■ Passage shown
▽

June 14, 2017

Ecological Intelligence And The High Cost of Low Prices

Want to make buying things more ecologically and socially responsible? The answer, of course, depends who you ask. Big business would say, "No, that might affect our bottom line." I, on the other hand, am all for it, and I am sure many others are as well.

A free exchange of information would empower the consumer and allow a more mindful participation in the process of consuming. It is all about information. Aren't we supposed to be living in the Information Age?

What happened to the information?

Presently the only thing most people base their purchases on is what is about the only thing that can bet known, and that is the price. Most people will vote for the lowest price possible.

And people are voting, often for places like WalMart.

"Supporters contend that the chain's legendary low prices have democratized consumption, allowing low-income households to afford flat-screen televisions and nine-layer lasagna. 
Critics say those low prices have depressed domestic wages and exported manufacturing jobs to foreign countries, hurting Americans more than helping them." Source

What if you want to know more about things like this? Corporations withhold the information we need, creating an unfair playing field. Until legislators and consumers demand it, this information will continue to be withheld to make sure that price remains the sole bit of information we base our purchases on, to the detriment of the environment and workers.

Just buy it, and never mind the health impacts, or the social and environmental consequences. How can one consume freely otherwise?

By withholding information about the ethical performance of producers, underachievers continue to be rewarded, and those that excel in responsibility do not get the recognition and encouragement they deserve.

GoodGuide is one organization that uses extensive data to rate a variety of products on 3 categories including health, environmental and social impacts. The GoodGuide represents a growing group of people that are trying to uncork the information bottleneck so that the data consumers need flows to them.

Because we are unable to be fully mindful of the life-cycle of our purchases, we can inadvertently cause the very damage we are trying to avoid. GoodGuide recognizes this when they note:

"It is important that for many products and product categories there is a significant gap in public disclosure due to the lack of U.S regulation around many products commonly sold on U.S. store shelves. 
This lack of transparency and disclosure make it extremely difficult to perform a comprehensive health, environmental and social issues evaluation of specific products and companies. The most extreme example of this problem is household cleaning products, where there is almost no disclosure of product ingredients."

△

■ Available data
▽

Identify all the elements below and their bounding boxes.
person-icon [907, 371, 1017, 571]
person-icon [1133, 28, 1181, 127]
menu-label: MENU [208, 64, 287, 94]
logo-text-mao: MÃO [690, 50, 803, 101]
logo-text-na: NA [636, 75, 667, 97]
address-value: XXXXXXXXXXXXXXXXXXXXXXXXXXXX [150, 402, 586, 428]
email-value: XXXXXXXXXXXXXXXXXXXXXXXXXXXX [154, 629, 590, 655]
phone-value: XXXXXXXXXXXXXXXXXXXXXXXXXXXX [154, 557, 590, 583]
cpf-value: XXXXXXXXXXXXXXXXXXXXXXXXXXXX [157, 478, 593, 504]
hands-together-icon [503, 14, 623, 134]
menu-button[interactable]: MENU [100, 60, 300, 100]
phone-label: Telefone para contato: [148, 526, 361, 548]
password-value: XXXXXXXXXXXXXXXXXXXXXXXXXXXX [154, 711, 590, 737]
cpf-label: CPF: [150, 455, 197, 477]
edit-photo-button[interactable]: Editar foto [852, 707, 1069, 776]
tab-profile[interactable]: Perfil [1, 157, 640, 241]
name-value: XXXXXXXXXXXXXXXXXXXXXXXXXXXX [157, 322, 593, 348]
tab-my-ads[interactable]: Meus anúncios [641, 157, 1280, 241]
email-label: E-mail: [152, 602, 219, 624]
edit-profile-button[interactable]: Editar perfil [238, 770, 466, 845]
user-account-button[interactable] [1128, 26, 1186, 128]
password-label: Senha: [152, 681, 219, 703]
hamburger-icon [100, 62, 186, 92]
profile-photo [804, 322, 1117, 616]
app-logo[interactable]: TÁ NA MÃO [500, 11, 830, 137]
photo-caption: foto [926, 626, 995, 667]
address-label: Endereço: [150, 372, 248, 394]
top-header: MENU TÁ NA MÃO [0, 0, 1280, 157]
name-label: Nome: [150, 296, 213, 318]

△

■ Brief
Could you carry on the blog post about ecological intelligence and the high cost of low prices, starting right after its final sentence?

■ Answer section
Daniel Goleman's book Ecological Intelligence shows how information about the hidden impacts of the things we buy can change our shopping habits, and instigate important Earth-friendlier changes.

"Imagine what might happen if the knowledge now sequestered among specialists like industrial ecologists were made available to the rest of us: taught to kids in school, easily accessible on the Web, boiled down into evaluations of the things we buy and do and summarized as we were about to make a purchase."

Lets kick start this so-called Information Age, and actually get information out there that really matters. Let consumers become aware of who and what they are supporting, and the effects of their purchases on people and the planet.

Surely the majority of consumers are willing to do the right thing if only they had the information to make more responsible purchasing decisions. As Earthlings, we should all want to be ecologically intelligent because if we aren't, bad things happen.

It is like having a User's Guide To The Planet.

Until such information is broadly and easily available, I suggest doing the research yourself in places like the GoodGuide. But be forewarned - all that work, and the results of your investigation, will most certainly kill your desire to purchase most of what is on offer in the modern marketplace.

Living simply could become an unintended consequence, albeit a good one.

Interested in increasing your ecological intelligence quotient? See under "Web Resources" on our sidebar for more information. I have recently added more links for the ecologically curious.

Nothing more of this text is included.